Exactly reproduce the lines that follow.

#### [Data shown]
+++

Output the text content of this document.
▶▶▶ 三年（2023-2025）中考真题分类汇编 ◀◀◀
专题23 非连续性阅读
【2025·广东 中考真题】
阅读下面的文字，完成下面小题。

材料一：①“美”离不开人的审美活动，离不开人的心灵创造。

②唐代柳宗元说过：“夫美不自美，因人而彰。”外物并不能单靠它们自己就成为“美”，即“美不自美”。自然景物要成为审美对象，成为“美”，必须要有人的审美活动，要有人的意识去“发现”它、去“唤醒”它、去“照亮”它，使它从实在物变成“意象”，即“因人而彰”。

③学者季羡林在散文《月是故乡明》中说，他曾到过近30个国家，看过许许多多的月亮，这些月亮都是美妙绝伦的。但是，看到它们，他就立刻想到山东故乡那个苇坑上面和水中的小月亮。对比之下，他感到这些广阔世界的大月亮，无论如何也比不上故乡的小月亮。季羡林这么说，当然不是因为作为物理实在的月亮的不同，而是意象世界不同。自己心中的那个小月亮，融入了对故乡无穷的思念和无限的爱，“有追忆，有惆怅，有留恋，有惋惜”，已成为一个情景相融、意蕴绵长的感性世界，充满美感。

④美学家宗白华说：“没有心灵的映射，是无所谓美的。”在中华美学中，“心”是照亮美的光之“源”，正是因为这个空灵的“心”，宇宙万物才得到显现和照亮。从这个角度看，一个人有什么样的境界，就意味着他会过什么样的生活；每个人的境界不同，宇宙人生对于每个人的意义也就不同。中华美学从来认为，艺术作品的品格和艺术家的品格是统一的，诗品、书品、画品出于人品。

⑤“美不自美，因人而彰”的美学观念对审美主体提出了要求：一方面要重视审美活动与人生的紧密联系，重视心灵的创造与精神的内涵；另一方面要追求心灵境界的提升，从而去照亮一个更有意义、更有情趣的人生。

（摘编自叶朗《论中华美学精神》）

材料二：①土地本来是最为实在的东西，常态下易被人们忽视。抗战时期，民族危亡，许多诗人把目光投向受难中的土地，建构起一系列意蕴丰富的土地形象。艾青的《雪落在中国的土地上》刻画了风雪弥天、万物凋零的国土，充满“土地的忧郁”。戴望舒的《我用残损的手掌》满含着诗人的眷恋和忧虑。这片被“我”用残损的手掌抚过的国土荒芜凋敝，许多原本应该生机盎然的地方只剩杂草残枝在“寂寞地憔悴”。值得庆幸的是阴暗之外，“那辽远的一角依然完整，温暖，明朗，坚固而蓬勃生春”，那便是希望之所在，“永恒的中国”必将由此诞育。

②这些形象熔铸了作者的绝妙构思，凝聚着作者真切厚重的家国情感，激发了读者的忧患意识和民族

+++

#### [Correct output]
Output the text content of this document.
▶▶▶ 三年（2023-2025）中考真题分类汇编 ◀◀◀
专题23 非连续性阅读
【2025·广东 中考真题】
阅读下面的文字，完成下面小题。

材料一：①“美”离不开人的审美活动，离不开人的心灵创造。

②唐代柳宗元说过：“夫美不自美，因人而彰。”外物并不能单靠它们自己就成为“美”，即“美不自美”。自然景物要成为审美对象，成为“美”，必须要有人的审美活动，要有人的意识去“发现”它、去“唤醒”它、去“照亮”它，使它从实在物变成“意象”，即“因人而彰”。

③学者季羡林在散文《月是故乡明》中说，他曾到过近30个国家，看过许许多多的月亮，这些月亮都是美妙绝伦的。但是，看到它们，他就立刻想到山东故乡那个苇坑上面和水中的小月亮。对比之下，他感到这些广阔世界的大月亮，无论如何也比不上故乡的小月亮。季羡林这么说，当然不是因为作为物理实在的月亮的不同，而是意象世界不同。自己心中的那个小月亮，融入了对故乡无穷的思念和无限的爱，“有追忆，有惆怅，有留恋，有惋惜”，已成为一个情景相融、意蕴绵长的感性世界，充满美感。

④美学家宗白华说：“没有心灵的映射，是无所谓美的。”在中华美学中，“心”是照亮美的光之“源”，正是因为这个空灵的“心”，宇宙万物才得到显现和照亮。从这个角度看，一个人有什么样的境界，就意味着他会过什么样的生活；每个人的境界不同，宇宙人生对于每个人的意义也就不同。中华美学从来认为，艺术作品的品格和艺术家的品格是统一的，诗品、书品、画品出于人品。

⑤“美不自美，因人而彰”的美学观念对审美主体提出了要求：一方面要重视审美活动与人生的紧密联系，重视心灵的创造与精神的内涵；另一方面要追求心灵境界的提升，从而去照亮一个更有意义、更有情趣的人生。

（摘编自叶朗《论中华美学精神》）

材料二：①土地本来是最为实在的东西，常态下易被人们忽视。抗战时期，民族危亡，许多诗人把目光投向受难中的土地，建构起一系列意蕴丰富的土地形象。艾青的《雪落在中国的土地上》刻画了风雪弥天、万物凋零的国土，充满“土地的忧郁”。戴望舒的《我用残损的手掌》满含着诗人的眷恋和忧虑。这片被“我”用残损的手掌抚过的国土荒芜凋敝，许多原本应该生机盎然的地方只剩杂草残枝在“寂寞地憔悴”。值得庆幸的是阴暗之外，“那辽远的一角依然完整，温暖，明朗，坚固而蓬勃生春”，那便是希望之所在，“永恒的中国”必将由此诞育。

②这些形象熔铸了作者的绝妙构思，凝聚着作者真切厚重的家国情感，激发了读者的忧患意识和民族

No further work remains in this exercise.